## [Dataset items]
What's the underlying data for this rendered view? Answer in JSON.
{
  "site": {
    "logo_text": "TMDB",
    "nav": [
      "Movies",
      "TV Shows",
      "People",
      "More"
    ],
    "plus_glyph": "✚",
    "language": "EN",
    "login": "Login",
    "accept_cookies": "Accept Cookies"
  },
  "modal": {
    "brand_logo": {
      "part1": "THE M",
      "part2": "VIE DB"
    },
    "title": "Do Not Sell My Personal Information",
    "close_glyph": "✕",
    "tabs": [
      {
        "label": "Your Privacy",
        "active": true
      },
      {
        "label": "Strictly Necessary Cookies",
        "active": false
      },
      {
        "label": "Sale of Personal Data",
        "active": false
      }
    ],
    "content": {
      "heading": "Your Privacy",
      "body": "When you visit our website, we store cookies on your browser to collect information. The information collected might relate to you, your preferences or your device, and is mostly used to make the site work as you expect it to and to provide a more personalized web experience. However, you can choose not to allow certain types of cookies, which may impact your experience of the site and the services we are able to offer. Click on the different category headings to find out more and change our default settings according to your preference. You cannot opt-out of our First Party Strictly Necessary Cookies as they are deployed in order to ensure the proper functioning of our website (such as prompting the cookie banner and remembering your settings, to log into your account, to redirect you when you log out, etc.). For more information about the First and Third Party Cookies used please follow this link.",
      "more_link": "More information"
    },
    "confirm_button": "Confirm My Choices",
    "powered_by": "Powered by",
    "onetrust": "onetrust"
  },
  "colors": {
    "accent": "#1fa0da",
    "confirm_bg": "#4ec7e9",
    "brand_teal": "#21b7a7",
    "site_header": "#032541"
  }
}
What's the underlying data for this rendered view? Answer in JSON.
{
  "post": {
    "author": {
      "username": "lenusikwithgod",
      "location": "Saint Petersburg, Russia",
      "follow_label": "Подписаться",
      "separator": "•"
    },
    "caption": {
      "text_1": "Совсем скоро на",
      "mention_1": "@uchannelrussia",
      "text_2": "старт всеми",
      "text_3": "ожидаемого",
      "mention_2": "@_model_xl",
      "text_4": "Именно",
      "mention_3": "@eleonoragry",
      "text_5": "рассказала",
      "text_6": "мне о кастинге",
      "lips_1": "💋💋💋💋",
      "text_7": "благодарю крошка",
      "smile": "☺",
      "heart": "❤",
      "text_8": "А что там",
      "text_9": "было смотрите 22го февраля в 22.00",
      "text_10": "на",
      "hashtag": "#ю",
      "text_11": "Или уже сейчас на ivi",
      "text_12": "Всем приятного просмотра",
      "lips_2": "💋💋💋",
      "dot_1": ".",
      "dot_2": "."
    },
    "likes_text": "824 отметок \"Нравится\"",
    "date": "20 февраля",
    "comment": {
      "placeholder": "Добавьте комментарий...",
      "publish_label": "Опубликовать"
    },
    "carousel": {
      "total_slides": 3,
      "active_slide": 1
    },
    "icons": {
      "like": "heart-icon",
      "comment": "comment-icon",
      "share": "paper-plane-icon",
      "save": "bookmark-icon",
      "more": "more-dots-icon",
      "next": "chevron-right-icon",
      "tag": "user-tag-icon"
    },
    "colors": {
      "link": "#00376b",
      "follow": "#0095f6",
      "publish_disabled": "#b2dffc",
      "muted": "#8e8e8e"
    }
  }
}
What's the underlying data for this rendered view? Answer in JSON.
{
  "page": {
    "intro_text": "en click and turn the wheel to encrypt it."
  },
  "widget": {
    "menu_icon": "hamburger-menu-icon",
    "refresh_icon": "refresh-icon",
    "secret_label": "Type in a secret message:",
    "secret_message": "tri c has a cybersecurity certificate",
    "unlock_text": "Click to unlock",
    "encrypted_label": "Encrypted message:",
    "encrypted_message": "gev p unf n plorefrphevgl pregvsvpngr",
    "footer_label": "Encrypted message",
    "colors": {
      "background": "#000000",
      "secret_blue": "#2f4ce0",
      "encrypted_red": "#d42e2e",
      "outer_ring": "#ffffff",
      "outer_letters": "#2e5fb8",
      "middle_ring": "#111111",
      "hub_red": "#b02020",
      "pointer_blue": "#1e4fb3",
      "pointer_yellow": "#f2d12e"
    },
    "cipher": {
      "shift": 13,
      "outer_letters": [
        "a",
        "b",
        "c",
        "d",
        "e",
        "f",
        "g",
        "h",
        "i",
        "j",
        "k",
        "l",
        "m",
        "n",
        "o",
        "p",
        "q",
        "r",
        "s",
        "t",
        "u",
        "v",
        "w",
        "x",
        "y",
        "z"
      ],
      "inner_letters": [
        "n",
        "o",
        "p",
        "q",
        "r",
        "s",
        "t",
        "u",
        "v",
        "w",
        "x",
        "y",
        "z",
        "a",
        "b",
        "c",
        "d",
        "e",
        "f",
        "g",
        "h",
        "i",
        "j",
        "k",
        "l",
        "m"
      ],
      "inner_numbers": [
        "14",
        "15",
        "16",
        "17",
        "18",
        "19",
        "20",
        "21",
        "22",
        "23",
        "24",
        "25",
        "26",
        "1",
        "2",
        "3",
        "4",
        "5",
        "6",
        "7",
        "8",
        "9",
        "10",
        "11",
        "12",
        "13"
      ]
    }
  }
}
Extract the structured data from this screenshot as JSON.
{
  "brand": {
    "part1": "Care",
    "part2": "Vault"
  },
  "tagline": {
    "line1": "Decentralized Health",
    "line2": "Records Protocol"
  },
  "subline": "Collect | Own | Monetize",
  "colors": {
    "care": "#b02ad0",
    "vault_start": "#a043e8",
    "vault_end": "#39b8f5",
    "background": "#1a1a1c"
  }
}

## [WHAT THE TASK ASKS]
Please quote the data above in full, with no line missing.

## [RESPONSE TO THIS TASK]
What's the underlying data for this rendered view? Answer in JSON.
{
  "site": {
    "logo_text": "TMDB",
    "nav": [
      "Movies",
      "TV Shows",
      "People",
      "More"
    ],
    "plus_glyph": "✚",
    "language": "EN",
    "login": "Login",
    "accept_cookies": "Accept Cookies"
  },
  "modal": {
    "brand_logo": {
      "part1": "THE M",
      "part2": "VIE DB"
    },
    "title": "Do Not Sell My Personal Information",
    "close_glyph": "✕",
    "tabs": [
      {
        "label": "Your Privacy",
        "active": true
      },
      {
        "label": "Strictly Necessary Cookies",
        "active": false
      },
      {
        "label": "Sale of Personal Data",
        "active": false
      }
    ],
    "content": {
      "heading": "Your Privacy",
      "body": "When you visit our website, we store cookies on your browser to collect information. The information collected might relate to you, your preferences or your device, and is mostly used to make the site work as you expect it to and to provide a more personalized web experience. However, you can choose not to allow certain types of cookies, which may impact your experience of the site and the services we are able to offer. Click on the different category headings to find out more and change our default settings according to your preference. You cannot opt-out of our First Party Strictly Necessary Cookies as they are deployed in order to ensure the proper functioning of our website (such as prompting the cookie banner and remembering your settings, to log into your account, to redirect you when you log out, etc.). For more information about the First and Third Party Cookies used please follow this link.",
      "more_link": "More information"
    },
    "confirm_button": "Confirm My Choices",
    "powered_by": "Powered by",
    "onetrust": "onetrust"
  },
  "colors": {
    "accent": "#1fa0da",
    "confirm_bg": "#4ec7e9",
    "brand_teal": "#21b7a7",
    "site_header": "#032541"
  }
}
What's the underlying data for this rendered view? Answer in JSON.
{
  "post": {
    "author": {
      "username": "lenusikwithgod",
      "location": "Saint Petersburg, Russia",
      "follow_label": "Подписаться",
      "separator": "•"
    },
    "caption": {
      "text_1": "Совсем скоро на",
      "mention_1": "@uchannelrussia",
      "text_2": "старт всеми",
      "text_3": "ожидаемого",
      "mention_2": "@_model_xl",
      "text_4": "Именно",
      "mention_3": "@eleonoragry",
      "text_5": "рассказала",
      "text_6": "мне о кастинге",
      "lips_1": "💋💋💋💋",
      "text_7": "благодарю крошка",
      "smile": "☺",
      "heart": "❤",
      "text_8": "А что там",
      "text_9": "было смотрите 22го февраля в 22.00",
      "text_10": "на",
      "hashtag": "#ю",
      "text_11": "Или уже сейчас на ivi",
      "text_12": "Всем приятного просмотра",
      "lips_2": "💋💋💋",
      "dot_1": ".",
      "dot_2": "."
    },
    "likes_text": "824 отметок \"Нравится\"",
    "date": "20 февраля",
    "comment": {
      "placeholder": "Добавьте комментарий...",
      "publish_label": "Опубликовать"
    },
    "carousel": {
      "total_slides": 3,
      "active_slide": 1
    },
    "icons": {
      "like": "heart-icon",
      "comment": "comment-icon",
      "share": "paper-plane-icon",
      "save": "bookmark-icon",
      "more": "more-dots-icon",
      "next": "chevron-right-icon",
      "tag": "user-tag-icon"
    },
    "colors": {
      "link": "#00376b",
      "follow": "#0095f6",
      "publish_disabled": "#b2dffc",
      "muted": "#8e8e8e"
    }
  }
}
What's the underlying data for this rendered view? Answer in JSON.
{
  "page": {
    "intro_text": "en click and turn the wheel to encrypt it."
  },
  "widget": {
    "menu_icon": "hamburger-menu-icon",
    "refresh_icon": "refresh-icon",
    "secret_label": "Type in a secret message:",
    "secret_message": "tri c has a cybersecurity certificate",
    "unlock_text": "Click to unlock",
    "encrypted_label": "Encrypted message:",
    "encrypted_message": "gev p unf n plorefrphevgl pregvsvpngr",
    "footer_label": "Encrypted message",
    "colors": {
      "background": "#000000",
      "secret_blue": "#2f4ce0",
      "encrypted_red": "#d42e2e",
      "outer_ring": "#ffffff",
      "outer_letters": "#2e5fb8",
      "middle_ring": "#111111",
      "hub_red": "#b02020",
      "pointer_blue": "#1e4fb3",
      "pointer_yellow": "#f2d12e"
    },
    "cipher": {
      "shift": 13,
      "outer_letters": [
        "a",
        "b",
        "c",
        "d",
        "e",
        "f",
        "g",
        "h",
        "i",
        "j",
        "k",
        "l",
        "m",
        "n",
        "o",
        "p",
        "q",
        "r",
        "s",
        "t",
        "u",
        "v",
        "w",
        "x",
        "y",
        "z"
      ],
      "inner_letters": [
        "n",
        "o",
        "p",
        "q",
        "r",
        "s",
        "t",
        "u",
        "v",
        "w",
        "x",
        "y",
        "z",
        "a",
        "b",
        "c",
        "d",
        "e",
        "f",
        "g",
        "h",
        "i",
        "j",
        "k",
        "l",
        "m"
      ],
      "inner_numbers": [
        "14",
        "15",
        "16",
        "17",
        "18",
        "19",
        "20",
        "21",
        "22",
        "23",
        "24",
        "25",
        "26",
        "1",
        "2",
        "3",
        "4",
        "5",
        "6",
        "7",
        "8",
        "9",
        "10",
        "11",
        "12",
        "13"
      ]
    }
  }
}
Extract the structured data from this screenshot as JSON.
{
  "brand": {
    "part1": "Care",
    "part2": "Vault"
  },
  "tagline": {
    "line1": "Decentralized Health",
    "line2": "Records Protocol"
  },
  "subline": "Collect | Own | Monetize",
  "colors": {
    "care": "#b02ad0",
    "vault_start": "#a043e8",
    "vault_end": "#39b8f5",
    "background": "#1a1a1c"
  }
}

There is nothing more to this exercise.